◆ Task brief: Set down the full listing exactly, character for character.

• • • • •

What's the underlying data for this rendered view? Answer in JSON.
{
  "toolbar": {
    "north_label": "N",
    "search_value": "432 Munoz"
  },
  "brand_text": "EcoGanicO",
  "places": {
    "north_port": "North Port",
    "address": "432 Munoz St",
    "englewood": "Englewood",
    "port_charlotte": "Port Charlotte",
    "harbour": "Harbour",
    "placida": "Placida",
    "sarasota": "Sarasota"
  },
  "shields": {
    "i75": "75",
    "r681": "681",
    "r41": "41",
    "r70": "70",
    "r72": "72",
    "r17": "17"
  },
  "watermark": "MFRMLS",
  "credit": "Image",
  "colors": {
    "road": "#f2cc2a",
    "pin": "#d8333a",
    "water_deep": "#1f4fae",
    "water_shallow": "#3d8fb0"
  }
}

• • • • •

◆ Task answer:
What's the underlying data for this rendered view? Answer in JSON.
{
  "toolbar": {
    "north_label": "N",
    "search_value": "432 Munoz"
  },
  "brand_text": "EcoGanicO",
  "places": {
    "north_port": "North Port",
    "address": "432 Munoz St",
    "englewood": "Englewood",
    "port_charlotte": "Port Charlotte",
    "harbour": "Harbour",
    "placida": "Placida",
    "sarasota": "Sarasota"
  },
  "shields": {
    "i75": "75",
    "r681": "681",
    "r41": "41",
    "r70": "70",
    "r72": "72",
    "r17": "17"
  },
  "watermark": "MFRMLS",
  "credit": "Image",
  "colors": {
    "road": "#f2cc2a",
    "pin": "#d8333a",
    "water_deep": "#1f4fae",
    "water_shallow": "#3d8fb0"
  }
}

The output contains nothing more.